Exercise requirements - Render the part of the listing that runs from its start through the line containing "page-number: 20 <box>596 551 636 597</box>" as a two-column CSV with the columns request and answer, one row per request. Put each field in quotation marks, replace line breaks with spaces, and omit the pictures.

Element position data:

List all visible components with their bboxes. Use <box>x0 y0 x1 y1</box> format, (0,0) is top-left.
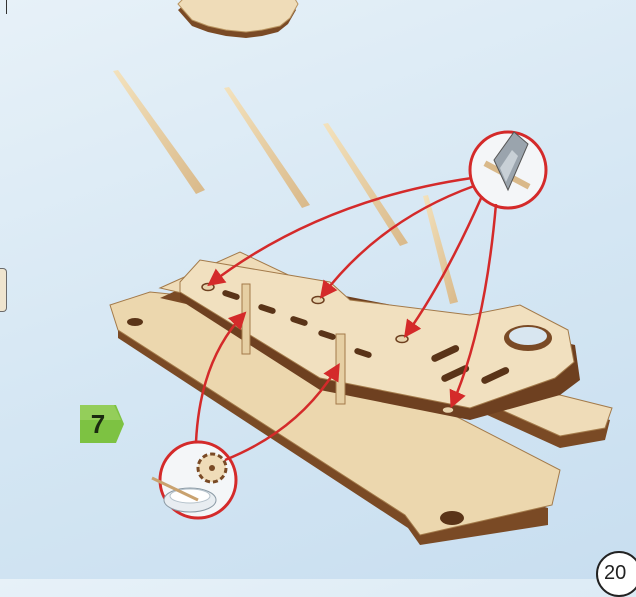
step-number: 7 <box>80 405 116 443</box>
gear-part-icon <box>178 0 298 38</box>
wooden-pins-icon <box>113 70 458 304</box>
assembly-illustration <box>0 0 636 579</box>
step-badge: 7 <box>80 405 124 443</box>
glue-bowl-detail-icon <box>152 442 236 518</box>
instruction-page: 7 20 <box>0 0 636 579</box>
page-number: 20 <box>596 551 636 597</box>
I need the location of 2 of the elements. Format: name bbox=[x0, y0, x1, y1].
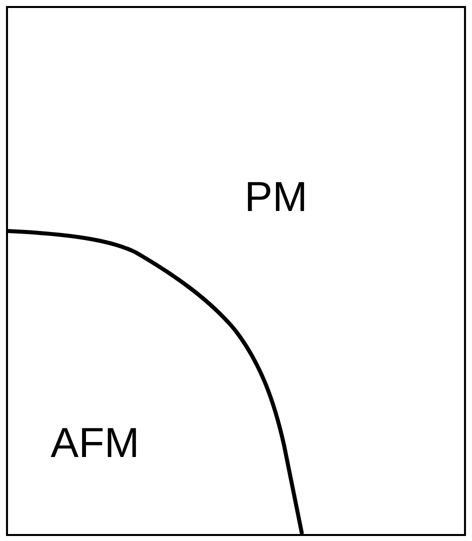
region-label: PM bbox=[244, 176, 308, 218]
region-label: AFM bbox=[50, 422, 140, 464]
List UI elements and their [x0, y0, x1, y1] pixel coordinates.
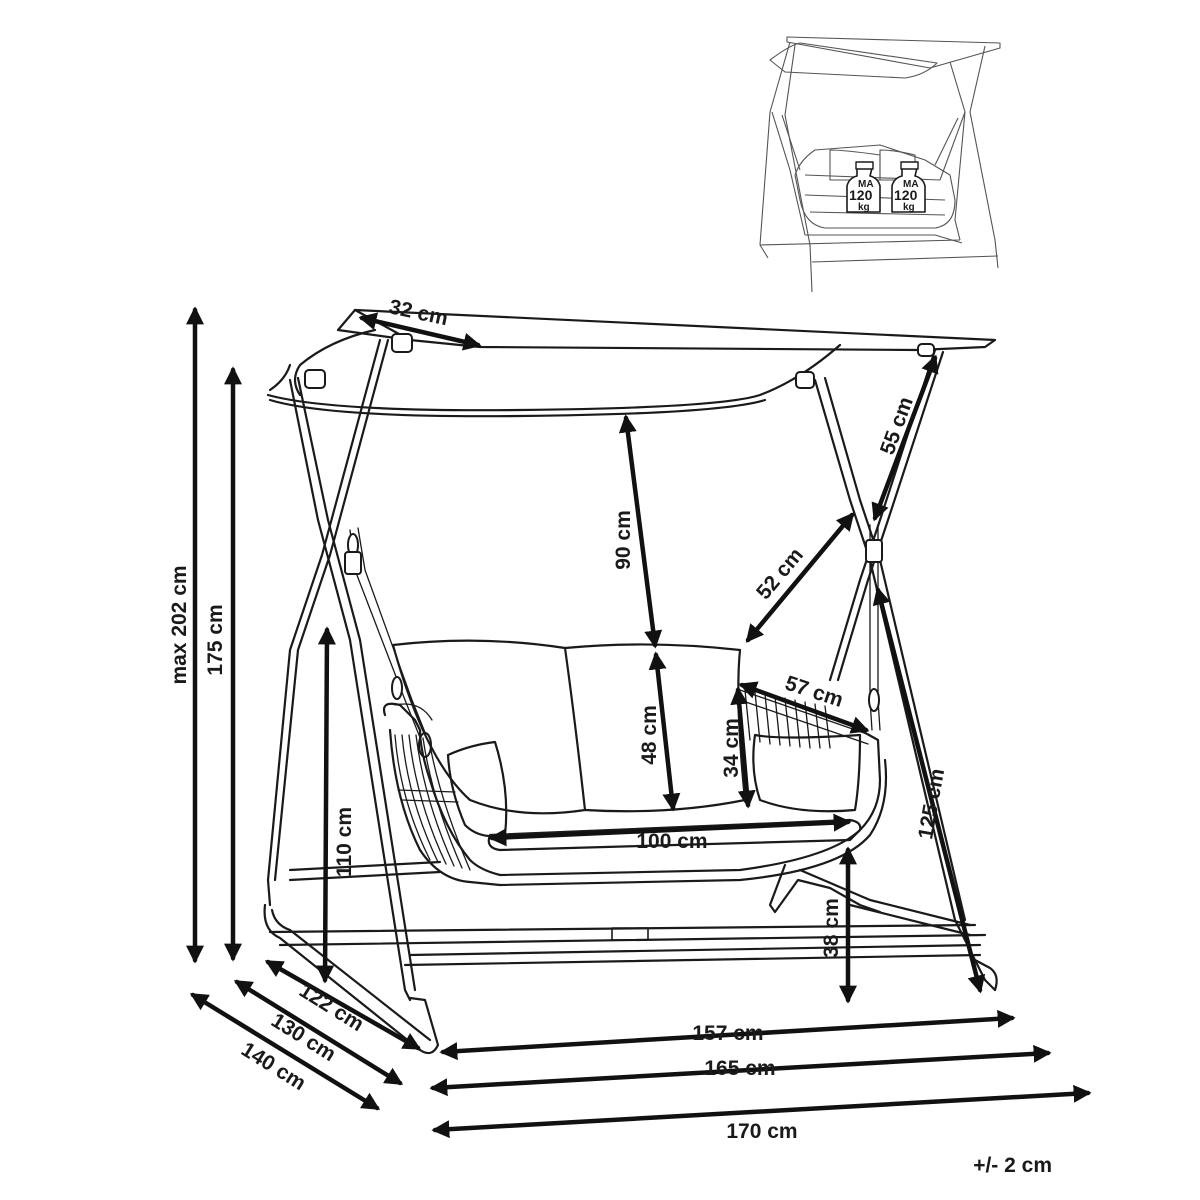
badge-top-text: MA: [903, 179, 919, 190]
label-backrest-height: 48 cm: [638, 705, 661, 765]
badge-unit-text: kg: [858, 202, 870, 213]
weight-badge-right: MA 120 kg: [891, 161, 926, 213]
label-canopy-to-seat: 90 cm: [612, 510, 635, 570]
label-max-height: max 202 cm: [168, 565, 191, 684]
label-total-to-seat: 110 cm: [333, 807, 356, 877]
label-width-2: 165 cm: [704, 1057, 775, 1080]
label-frame-height: 175 cm: [204, 604, 227, 675]
label-armrest-height: 34 cm: [720, 718, 743, 778]
label-seat-width: 100 cm: [636, 830, 707, 853]
badge-value-text: 120: [849, 187, 873, 203]
dimension-arrows: [186, 306, 1092, 1139]
badge-unit-text: kg: [903, 202, 915, 213]
badge-top-text: MA: [858, 179, 874, 190]
thumbnail-swing: MA 120 kg MA 120 kg: [759, 36, 1001, 293]
badge-value-text: 120: [894, 187, 918, 203]
label-width-1: 157 cm: [692, 1022, 763, 1045]
label-armrest-depth: 57 cm: [782, 672, 846, 712]
weight-badge-left: MA 120 kg: [846, 161, 881, 213]
label-width-3: 170 cm: [726, 1120, 797, 1143]
label-tolerance: +/- 2 cm: [973, 1154, 1052, 1177]
label-ground-clearance: 38 cm: [820, 898, 843, 958]
label-chain: 52 cm: [752, 544, 808, 604]
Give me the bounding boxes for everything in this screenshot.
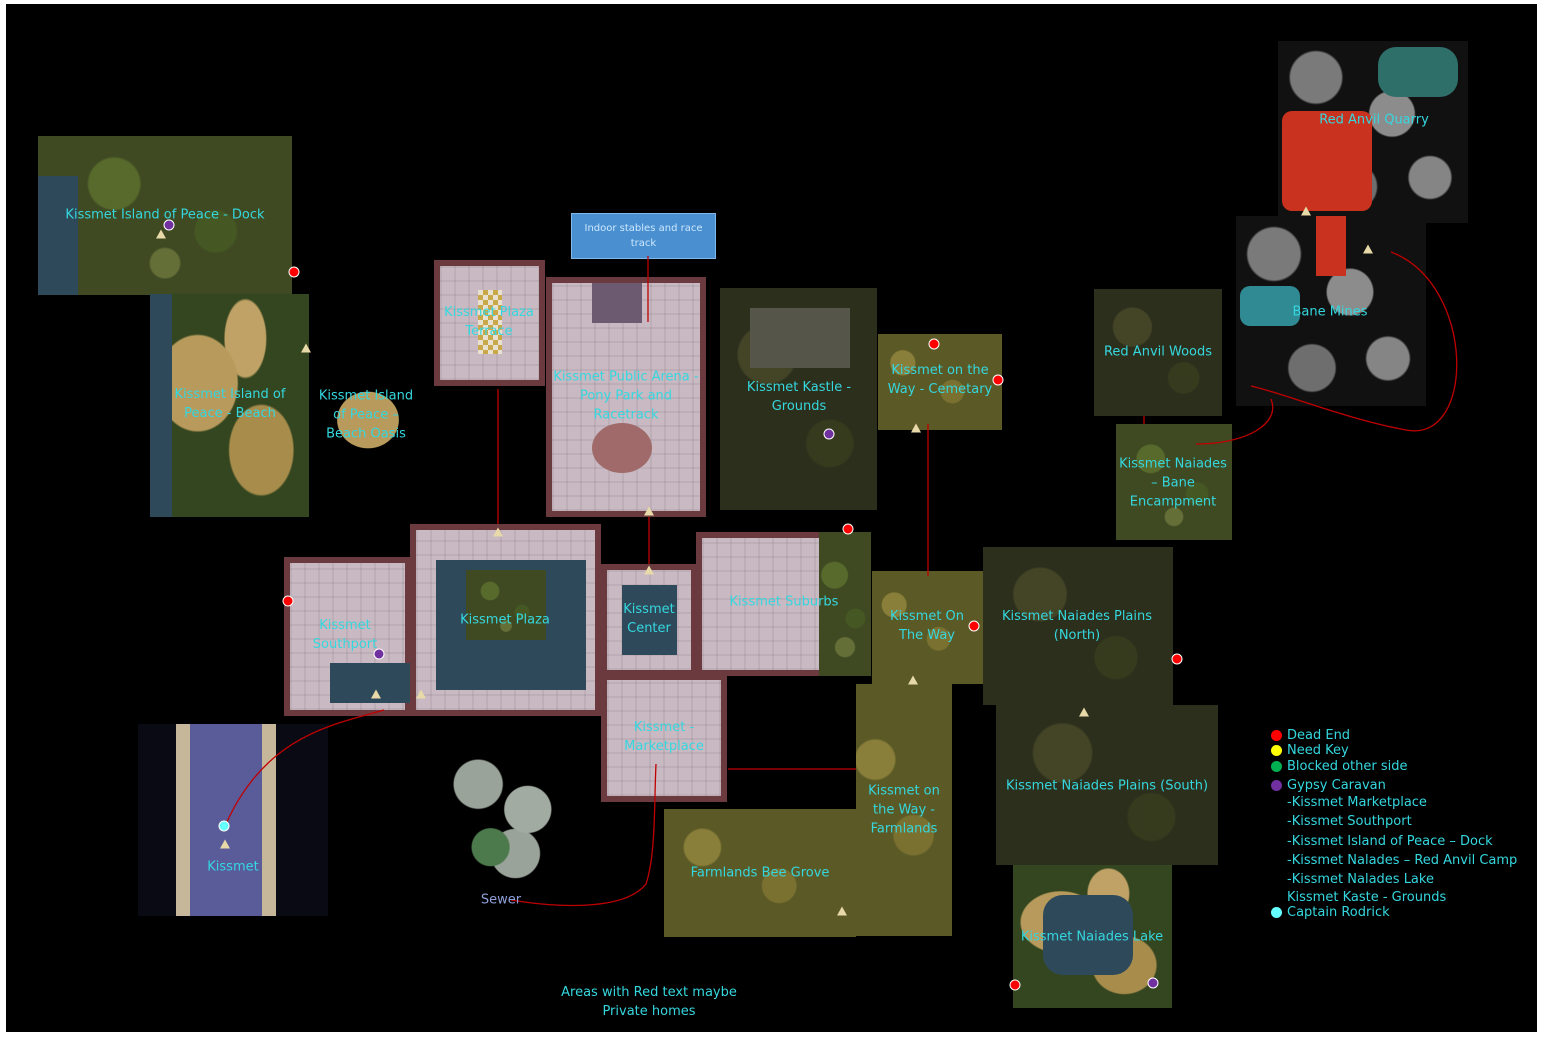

Task response -
request,answer
"List all visible components with their bboxes. Use <box>x0 y0 x1 y1</box> format, (0,0) is top-left.","step-number: 7 <box>80 405 116 443</box> gear-part-icon <box>178 0 298 38</box> wooden-pins-icon <box>113 70 458 304</box> assembly-illustration <box>0 0 636 579</box> step-badge: 7 <box>80 405 124 443</box> glue-bowl-detail-icon <box>152 442 236 518</box> instruction-page: 7 20 <box>0 0 636 579</box> page-number: 20 <box>596 551 636 597</box>"